Required task: Extract the part of the records that opens with the line containing "Patent image size: (1046, 1122)." and closes at the end of the records, copying every line unchanged.

─── Stored data ───

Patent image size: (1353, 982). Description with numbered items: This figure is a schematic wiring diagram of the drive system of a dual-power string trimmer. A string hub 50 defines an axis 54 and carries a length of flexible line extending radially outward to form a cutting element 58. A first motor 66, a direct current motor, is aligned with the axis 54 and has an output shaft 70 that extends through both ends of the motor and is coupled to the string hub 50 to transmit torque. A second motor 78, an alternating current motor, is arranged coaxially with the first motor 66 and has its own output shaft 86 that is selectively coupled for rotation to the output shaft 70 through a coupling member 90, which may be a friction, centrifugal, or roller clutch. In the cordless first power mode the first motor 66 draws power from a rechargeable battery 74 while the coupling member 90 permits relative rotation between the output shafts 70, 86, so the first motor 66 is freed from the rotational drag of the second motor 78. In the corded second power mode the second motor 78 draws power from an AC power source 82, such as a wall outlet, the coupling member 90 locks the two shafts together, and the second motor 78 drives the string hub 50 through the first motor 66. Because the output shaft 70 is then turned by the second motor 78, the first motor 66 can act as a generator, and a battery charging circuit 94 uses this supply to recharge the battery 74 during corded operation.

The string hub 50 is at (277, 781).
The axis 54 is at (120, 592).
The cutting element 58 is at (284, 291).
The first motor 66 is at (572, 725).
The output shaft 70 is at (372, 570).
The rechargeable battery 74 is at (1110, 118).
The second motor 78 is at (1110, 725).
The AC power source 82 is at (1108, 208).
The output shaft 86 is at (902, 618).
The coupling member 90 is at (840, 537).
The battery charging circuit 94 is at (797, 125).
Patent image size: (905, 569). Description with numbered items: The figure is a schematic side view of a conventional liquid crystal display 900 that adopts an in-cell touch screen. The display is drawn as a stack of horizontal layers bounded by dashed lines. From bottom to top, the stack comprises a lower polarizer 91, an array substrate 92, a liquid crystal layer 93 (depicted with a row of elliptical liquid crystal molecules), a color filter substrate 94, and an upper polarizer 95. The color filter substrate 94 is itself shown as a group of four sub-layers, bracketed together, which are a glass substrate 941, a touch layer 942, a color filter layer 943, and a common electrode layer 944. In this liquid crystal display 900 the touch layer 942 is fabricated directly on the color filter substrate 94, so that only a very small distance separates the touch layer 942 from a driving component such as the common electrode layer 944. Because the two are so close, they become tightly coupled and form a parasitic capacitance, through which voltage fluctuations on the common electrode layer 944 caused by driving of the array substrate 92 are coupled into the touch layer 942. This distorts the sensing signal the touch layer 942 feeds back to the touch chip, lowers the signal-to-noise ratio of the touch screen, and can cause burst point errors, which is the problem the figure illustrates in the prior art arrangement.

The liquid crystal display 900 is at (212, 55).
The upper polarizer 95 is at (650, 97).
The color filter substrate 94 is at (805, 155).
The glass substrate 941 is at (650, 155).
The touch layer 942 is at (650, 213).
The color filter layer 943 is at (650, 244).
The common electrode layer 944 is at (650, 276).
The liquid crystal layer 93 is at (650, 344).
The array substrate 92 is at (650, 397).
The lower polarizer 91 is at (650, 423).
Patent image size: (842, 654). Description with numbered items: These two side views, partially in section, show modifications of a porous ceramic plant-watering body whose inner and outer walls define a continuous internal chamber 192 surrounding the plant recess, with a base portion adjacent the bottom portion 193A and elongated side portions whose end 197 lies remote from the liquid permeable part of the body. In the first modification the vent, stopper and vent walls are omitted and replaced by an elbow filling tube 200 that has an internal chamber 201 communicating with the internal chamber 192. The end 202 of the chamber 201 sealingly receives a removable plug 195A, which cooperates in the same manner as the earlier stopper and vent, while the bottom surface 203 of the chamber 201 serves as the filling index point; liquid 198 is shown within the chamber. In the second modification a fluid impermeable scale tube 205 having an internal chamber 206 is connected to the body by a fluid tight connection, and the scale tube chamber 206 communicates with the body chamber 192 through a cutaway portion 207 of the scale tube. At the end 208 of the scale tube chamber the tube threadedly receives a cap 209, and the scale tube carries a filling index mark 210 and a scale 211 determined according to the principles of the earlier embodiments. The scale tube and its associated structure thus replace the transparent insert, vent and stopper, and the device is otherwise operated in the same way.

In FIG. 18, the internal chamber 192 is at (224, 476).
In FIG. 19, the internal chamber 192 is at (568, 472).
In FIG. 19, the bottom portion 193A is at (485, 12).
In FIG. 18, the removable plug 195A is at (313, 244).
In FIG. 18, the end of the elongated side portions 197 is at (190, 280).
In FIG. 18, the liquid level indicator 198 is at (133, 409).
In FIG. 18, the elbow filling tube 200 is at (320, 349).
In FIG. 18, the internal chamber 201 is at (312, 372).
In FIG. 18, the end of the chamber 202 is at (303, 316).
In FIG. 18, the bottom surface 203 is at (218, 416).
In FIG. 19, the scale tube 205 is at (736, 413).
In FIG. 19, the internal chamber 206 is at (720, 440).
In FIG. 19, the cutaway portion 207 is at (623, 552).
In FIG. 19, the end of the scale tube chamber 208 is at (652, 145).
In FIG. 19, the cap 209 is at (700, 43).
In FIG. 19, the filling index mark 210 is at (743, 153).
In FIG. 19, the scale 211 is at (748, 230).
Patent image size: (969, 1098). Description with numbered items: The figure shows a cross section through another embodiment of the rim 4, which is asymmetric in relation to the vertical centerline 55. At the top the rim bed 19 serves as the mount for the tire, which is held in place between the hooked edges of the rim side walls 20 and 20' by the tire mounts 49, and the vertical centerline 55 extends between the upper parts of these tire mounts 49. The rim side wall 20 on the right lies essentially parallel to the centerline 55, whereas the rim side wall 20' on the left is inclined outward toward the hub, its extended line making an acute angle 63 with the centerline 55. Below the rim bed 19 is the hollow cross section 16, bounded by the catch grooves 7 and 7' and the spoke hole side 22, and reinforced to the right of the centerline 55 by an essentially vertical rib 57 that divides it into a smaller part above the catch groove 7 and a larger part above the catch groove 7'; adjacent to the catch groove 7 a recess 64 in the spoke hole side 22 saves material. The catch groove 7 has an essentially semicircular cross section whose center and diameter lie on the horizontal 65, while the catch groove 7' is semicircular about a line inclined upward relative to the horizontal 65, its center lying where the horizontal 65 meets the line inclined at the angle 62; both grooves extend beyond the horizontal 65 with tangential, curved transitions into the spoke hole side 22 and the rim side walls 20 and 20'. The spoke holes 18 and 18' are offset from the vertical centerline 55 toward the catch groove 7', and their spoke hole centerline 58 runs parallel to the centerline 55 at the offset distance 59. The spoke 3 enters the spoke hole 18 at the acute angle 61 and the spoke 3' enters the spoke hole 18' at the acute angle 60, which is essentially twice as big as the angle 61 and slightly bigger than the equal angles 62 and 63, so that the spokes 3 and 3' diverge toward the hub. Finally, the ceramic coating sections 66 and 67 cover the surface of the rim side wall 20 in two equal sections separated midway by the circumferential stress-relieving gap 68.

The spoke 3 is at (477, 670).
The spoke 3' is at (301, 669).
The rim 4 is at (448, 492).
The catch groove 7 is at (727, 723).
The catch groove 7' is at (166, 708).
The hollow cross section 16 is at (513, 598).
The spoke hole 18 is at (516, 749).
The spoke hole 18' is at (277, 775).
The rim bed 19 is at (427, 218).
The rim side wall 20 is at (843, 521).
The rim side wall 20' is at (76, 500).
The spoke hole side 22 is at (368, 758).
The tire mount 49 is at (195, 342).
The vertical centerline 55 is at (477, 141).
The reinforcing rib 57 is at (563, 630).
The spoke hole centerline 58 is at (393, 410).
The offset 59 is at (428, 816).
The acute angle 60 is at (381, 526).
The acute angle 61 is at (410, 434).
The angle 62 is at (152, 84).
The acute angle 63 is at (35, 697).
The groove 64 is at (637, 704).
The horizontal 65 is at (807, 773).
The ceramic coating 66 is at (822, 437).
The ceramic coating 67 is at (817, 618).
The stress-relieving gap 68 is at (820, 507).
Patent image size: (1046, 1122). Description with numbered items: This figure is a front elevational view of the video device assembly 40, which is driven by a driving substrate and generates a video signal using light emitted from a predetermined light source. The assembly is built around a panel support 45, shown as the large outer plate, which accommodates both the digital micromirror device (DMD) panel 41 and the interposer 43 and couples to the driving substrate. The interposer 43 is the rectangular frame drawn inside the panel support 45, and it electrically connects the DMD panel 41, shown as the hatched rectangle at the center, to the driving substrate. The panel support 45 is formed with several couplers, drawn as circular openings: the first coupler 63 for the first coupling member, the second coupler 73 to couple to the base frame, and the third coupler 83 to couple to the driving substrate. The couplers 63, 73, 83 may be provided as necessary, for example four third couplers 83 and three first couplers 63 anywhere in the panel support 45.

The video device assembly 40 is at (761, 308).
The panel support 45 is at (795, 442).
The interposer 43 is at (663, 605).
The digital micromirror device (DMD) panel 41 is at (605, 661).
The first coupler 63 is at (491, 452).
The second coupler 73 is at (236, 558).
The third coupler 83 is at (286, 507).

───

Finished task:
Patent image size: (1046, 1122). Description with numbered items: This figure is a front elevational view of the video device assembly 40, which is driven by a driving substrate and generates a video signal using light emitted from a predetermined light source. The assembly is built around a panel support 45, shown as the large outer plate, which accommodates both the digital micromirror device (DMD) panel 41 and the interposer 43 and couples to the driving substrate. The interposer 43 is the rectangular frame drawn inside the panel support 45, and it electrically connects the DMD panel 41, shown as the hatched rectangle at the center, to the driving substrate. The panel support 45 is formed with several couplers, drawn as circular openings: the first coupler 63 for the first coupling member, the second coupler 73 to couple to the base frame, and the third coupler 83 to couple to the driving substrate. The couplers 63, 73, 83 may be provided as necessary, for example four third couplers 83 and three first couplers 63 anywhere in the panel support 45.

The video device assembly 40 is at (761, 308).
The panel support 45 is at (795, 442).
The interposer 43 is at (663, 605).
The digital micromirror device (DMD) panel 41 is at (605, 661).
The first coupler 63 is at (491, 452).
The second coupler 73 is at (236, 558).
The third coupler 83 is at (286, 507).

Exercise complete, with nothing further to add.